An exact copy of every record is needed.
++++++++++
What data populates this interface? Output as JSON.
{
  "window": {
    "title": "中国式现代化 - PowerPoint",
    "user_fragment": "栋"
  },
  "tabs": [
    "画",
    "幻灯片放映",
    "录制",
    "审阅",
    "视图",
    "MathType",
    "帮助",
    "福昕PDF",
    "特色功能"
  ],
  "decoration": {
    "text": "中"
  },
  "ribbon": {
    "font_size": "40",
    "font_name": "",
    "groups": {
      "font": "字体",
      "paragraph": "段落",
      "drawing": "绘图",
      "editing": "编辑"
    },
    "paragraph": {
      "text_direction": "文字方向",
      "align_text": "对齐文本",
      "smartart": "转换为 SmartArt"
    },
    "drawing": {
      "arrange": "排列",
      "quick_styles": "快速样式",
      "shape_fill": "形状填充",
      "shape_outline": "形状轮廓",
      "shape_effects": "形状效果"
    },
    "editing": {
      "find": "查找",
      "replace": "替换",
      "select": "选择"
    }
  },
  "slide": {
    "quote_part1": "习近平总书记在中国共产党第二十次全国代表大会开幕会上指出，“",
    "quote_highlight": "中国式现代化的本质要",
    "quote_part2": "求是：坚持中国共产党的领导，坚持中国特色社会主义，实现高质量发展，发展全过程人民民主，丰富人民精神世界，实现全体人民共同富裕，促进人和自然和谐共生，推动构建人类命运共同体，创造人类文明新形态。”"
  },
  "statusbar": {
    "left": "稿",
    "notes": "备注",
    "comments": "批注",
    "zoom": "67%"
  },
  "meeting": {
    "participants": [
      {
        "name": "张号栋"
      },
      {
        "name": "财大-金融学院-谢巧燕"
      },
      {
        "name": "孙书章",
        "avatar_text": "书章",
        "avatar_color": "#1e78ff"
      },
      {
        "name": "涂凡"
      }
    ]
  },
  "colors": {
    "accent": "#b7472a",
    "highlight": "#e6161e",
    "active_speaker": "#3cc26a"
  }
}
++++++++++
(Result of this exercise):
What data populates this interface? Output as JSON.
{
  "window": {
    "title": "中国式现代化 - PowerPoint",
    "user_fragment": "栋"
  },
  "tabs": [
    "画",
    "幻灯片放映",
    "录制",
    "审阅",
    "视图",
    "MathType",
    "帮助",
    "福昕PDF",
    "特色功能"
  ],
  "decoration": {
    "text": "中"
  },
  "ribbon": {
    "font_size": "40",
    "font_name": "",
    "groups": {
      "font": "字体",
      "paragraph": "段落",
      "drawing": "绘图",
      "editing": "编辑"
    },
    "paragraph": {
      "text_direction": "文字方向",
      "align_text": "对齐文本",
      "smartart": "转换为 SmartArt"
    },
    "drawing": {
      "arrange": "排列",
      "quick_styles": "快速样式",
      "shape_fill": "形状填充",
      "shape_outline": "形状轮廓",
      "shape_effects": "形状效果"
    },
    "editing": {
      "find": "查找",
      "replace": "替换",
      "select": "选择"
    }
  },
  "slide": {
    "quote_part1": "习近平总书记在中国共产党第二十次全国代表大会开幕会上指出，“",
    "quote_highlight": "中国式现代化的本质要",
    "quote_part2": "求是：坚持中国共产党的领导，坚持中国特色社会主义，实现高质量发展，发展全过程人民民主，丰富人民精神世界，实现全体人民共同富裕，促进人和自然和谐共生，推动构建人类命运共同体，创造人类文明新形态。”"
  },
  "statusbar": {
    "left": "稿",
    "notes": "备注",
    "comments": "批注",
    "zoom": "67%"
  },
  "meeting": {
    "participants": [
      {
        "name": "张号栋"
      },
      {
        "name": "财大-金融学院-谢巧燕"
      },
      {
        "name": "孙书章",
        "avatar_text": "书章",
        "avatar_color": "#1e78ff"
      },
      {
        "name": "涂凡"
      }
    ]
  },
  "colors": {
    "accent": "#b7472a",
    "highlight": "#e6161e",
    "active_speaker": "#3cc26a"
  }
}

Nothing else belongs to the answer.